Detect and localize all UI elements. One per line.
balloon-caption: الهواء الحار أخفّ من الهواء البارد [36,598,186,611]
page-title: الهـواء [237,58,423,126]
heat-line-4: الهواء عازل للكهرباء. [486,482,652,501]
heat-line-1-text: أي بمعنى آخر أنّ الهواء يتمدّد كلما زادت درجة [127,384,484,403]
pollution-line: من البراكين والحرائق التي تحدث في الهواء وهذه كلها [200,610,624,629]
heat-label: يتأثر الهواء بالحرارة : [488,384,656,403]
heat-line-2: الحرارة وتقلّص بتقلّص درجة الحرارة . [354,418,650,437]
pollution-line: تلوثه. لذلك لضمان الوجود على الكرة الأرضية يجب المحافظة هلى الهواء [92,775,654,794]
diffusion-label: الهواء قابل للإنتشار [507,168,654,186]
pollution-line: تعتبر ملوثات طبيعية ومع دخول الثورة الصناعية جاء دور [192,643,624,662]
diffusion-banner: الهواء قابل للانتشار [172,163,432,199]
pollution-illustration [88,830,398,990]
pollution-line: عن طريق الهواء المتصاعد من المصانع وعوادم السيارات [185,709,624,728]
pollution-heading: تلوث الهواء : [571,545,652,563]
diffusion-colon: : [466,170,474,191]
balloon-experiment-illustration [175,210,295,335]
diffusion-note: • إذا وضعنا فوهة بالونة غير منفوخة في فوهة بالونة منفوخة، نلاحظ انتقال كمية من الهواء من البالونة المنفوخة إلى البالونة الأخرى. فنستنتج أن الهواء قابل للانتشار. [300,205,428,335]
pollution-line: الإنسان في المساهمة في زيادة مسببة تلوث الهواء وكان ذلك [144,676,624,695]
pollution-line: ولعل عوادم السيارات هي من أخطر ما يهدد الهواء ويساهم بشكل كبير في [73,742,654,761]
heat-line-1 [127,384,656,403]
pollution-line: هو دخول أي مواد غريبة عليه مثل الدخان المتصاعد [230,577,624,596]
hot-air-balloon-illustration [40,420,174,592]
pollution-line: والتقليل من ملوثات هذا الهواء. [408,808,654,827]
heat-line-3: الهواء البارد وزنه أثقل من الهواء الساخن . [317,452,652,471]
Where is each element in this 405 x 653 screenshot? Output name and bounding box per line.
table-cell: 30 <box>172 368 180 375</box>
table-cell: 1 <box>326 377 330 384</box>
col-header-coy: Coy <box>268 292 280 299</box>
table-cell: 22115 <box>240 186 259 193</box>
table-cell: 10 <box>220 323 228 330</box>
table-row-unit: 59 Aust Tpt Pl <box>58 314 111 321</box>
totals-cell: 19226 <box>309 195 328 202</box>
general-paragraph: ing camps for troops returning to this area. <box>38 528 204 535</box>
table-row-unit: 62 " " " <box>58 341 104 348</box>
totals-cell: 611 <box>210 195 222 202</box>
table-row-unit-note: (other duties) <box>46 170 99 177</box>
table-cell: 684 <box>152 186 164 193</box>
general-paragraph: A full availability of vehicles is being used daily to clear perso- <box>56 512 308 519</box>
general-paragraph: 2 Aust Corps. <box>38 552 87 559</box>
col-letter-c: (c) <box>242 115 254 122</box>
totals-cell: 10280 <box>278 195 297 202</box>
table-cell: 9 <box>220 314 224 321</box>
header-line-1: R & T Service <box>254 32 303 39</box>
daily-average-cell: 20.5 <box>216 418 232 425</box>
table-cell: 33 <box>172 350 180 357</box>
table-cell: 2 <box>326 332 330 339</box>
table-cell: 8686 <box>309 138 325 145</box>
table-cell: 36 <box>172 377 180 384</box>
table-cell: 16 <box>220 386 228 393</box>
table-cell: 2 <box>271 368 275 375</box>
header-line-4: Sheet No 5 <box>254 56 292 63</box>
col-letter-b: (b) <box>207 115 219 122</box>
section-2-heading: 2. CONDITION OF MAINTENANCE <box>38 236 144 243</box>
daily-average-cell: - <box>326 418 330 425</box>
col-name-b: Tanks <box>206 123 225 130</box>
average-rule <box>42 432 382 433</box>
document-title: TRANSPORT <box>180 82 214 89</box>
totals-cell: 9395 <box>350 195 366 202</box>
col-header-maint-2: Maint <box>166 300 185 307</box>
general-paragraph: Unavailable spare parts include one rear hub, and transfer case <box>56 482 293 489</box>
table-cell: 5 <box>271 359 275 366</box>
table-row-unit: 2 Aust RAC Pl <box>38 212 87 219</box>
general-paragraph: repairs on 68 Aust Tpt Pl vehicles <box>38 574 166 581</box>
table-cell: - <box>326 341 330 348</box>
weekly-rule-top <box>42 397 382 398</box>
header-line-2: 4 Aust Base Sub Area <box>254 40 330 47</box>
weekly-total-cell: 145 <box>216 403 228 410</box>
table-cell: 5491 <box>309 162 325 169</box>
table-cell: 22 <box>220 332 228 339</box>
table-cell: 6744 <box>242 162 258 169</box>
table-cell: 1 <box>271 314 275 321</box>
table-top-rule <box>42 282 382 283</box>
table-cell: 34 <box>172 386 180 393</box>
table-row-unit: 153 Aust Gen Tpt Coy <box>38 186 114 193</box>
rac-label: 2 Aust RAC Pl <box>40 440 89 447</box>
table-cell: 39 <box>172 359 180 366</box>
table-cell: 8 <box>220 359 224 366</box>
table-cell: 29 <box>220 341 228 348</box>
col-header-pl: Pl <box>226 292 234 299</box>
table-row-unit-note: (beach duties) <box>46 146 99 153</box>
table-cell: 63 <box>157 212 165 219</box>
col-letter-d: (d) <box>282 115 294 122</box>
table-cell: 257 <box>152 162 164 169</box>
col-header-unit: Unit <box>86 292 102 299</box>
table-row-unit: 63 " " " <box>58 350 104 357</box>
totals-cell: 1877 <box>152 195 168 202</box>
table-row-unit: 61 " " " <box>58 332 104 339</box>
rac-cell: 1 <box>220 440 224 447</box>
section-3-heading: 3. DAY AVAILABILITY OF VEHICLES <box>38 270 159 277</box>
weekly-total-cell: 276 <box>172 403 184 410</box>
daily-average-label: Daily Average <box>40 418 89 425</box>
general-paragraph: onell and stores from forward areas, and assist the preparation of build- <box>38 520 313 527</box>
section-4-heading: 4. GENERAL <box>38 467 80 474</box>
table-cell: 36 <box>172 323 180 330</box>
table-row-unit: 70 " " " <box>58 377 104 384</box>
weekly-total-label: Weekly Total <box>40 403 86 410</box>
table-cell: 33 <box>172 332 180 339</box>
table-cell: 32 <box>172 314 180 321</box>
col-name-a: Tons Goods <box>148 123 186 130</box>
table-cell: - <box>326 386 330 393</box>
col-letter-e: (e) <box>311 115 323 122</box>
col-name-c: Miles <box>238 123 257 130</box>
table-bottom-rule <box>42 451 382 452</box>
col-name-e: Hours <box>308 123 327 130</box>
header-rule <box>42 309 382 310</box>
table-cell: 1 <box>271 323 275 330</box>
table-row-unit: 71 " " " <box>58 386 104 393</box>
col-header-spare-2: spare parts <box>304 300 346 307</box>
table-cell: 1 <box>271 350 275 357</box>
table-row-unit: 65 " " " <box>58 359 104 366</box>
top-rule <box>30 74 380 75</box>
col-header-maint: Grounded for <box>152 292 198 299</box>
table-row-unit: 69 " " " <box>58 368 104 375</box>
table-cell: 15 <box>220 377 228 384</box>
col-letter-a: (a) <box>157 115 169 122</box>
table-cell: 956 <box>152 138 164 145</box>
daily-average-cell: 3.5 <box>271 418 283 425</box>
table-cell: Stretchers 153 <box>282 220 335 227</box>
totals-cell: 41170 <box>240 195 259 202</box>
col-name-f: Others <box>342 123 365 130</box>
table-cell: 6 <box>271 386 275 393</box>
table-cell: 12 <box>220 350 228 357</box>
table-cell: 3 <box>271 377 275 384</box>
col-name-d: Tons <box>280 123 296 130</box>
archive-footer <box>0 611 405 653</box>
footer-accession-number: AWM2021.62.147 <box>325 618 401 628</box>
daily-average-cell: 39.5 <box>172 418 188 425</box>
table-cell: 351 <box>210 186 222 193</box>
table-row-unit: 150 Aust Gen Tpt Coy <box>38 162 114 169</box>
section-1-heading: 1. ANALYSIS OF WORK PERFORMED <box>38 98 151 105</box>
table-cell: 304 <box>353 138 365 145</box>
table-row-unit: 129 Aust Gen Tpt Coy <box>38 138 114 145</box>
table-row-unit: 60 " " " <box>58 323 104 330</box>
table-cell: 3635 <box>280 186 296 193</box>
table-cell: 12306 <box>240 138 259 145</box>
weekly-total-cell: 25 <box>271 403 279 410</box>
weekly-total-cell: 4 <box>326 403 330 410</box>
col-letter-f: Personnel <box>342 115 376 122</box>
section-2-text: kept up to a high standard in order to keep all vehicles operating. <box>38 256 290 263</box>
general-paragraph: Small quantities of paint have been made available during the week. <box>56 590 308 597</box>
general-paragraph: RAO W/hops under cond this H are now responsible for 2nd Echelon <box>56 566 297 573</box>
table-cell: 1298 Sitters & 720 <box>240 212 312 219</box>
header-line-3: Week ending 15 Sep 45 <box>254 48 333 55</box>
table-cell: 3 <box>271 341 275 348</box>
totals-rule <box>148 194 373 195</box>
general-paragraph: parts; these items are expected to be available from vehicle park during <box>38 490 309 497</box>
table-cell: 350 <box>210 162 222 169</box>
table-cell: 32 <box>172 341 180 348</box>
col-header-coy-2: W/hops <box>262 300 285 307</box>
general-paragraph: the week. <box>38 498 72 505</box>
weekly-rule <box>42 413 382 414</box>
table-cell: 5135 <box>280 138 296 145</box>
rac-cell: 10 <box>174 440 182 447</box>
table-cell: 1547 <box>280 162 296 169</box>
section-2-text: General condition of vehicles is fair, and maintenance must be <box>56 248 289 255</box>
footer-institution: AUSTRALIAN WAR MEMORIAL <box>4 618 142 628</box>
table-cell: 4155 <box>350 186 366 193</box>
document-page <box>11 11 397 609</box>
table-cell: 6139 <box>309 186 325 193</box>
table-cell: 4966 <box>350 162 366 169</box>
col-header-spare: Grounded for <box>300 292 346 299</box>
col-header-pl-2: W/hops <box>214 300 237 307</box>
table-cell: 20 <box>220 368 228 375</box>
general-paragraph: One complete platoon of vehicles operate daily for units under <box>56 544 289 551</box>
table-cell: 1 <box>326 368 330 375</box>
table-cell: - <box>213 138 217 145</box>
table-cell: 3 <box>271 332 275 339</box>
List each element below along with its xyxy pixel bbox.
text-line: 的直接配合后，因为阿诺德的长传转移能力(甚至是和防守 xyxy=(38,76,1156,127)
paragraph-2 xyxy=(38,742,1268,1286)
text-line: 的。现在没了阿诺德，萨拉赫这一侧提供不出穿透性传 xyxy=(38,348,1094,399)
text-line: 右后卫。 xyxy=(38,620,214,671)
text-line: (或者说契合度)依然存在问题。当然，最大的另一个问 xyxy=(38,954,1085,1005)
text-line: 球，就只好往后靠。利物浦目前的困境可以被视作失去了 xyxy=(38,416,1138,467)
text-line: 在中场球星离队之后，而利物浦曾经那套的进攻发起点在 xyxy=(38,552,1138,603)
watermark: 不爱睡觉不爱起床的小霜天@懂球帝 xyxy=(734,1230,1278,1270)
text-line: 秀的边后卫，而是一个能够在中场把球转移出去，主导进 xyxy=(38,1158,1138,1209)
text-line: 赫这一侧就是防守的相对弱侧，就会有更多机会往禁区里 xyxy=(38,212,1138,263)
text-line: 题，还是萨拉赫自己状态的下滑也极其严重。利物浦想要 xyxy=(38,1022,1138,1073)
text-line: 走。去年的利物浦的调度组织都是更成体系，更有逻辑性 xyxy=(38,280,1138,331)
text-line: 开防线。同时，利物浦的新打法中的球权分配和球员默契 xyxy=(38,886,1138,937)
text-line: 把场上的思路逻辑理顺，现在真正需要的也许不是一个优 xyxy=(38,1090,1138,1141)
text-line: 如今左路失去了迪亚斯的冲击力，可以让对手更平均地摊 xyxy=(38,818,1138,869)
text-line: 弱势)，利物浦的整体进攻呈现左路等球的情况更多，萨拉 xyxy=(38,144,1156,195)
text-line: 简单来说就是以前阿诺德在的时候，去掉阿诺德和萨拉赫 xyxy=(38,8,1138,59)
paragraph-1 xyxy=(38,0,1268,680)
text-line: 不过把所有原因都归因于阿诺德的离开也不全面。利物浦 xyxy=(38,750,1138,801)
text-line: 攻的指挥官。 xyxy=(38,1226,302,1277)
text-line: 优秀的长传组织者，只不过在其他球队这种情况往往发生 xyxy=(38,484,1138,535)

Exercise instructions
Transcribe the material word for word, from its very first line through the line containing "heat-line-1-text: أي بمعنى", with both of those lines included.

Full output
Detect and localize all UI elements. One per line.
balloon-caption: الهواء الحار أخفّ من الهواء البارد [36,598,186,611]
page-title: الهـواء [237,58,423,126]
heat-line-4: الهواء عازل للكهرباء. [486,482,652,501]
heat-line-1-text: أي بمعنى آخر أنّ الهواء يتمدّد كلما زادت درجة [127,384,484,403]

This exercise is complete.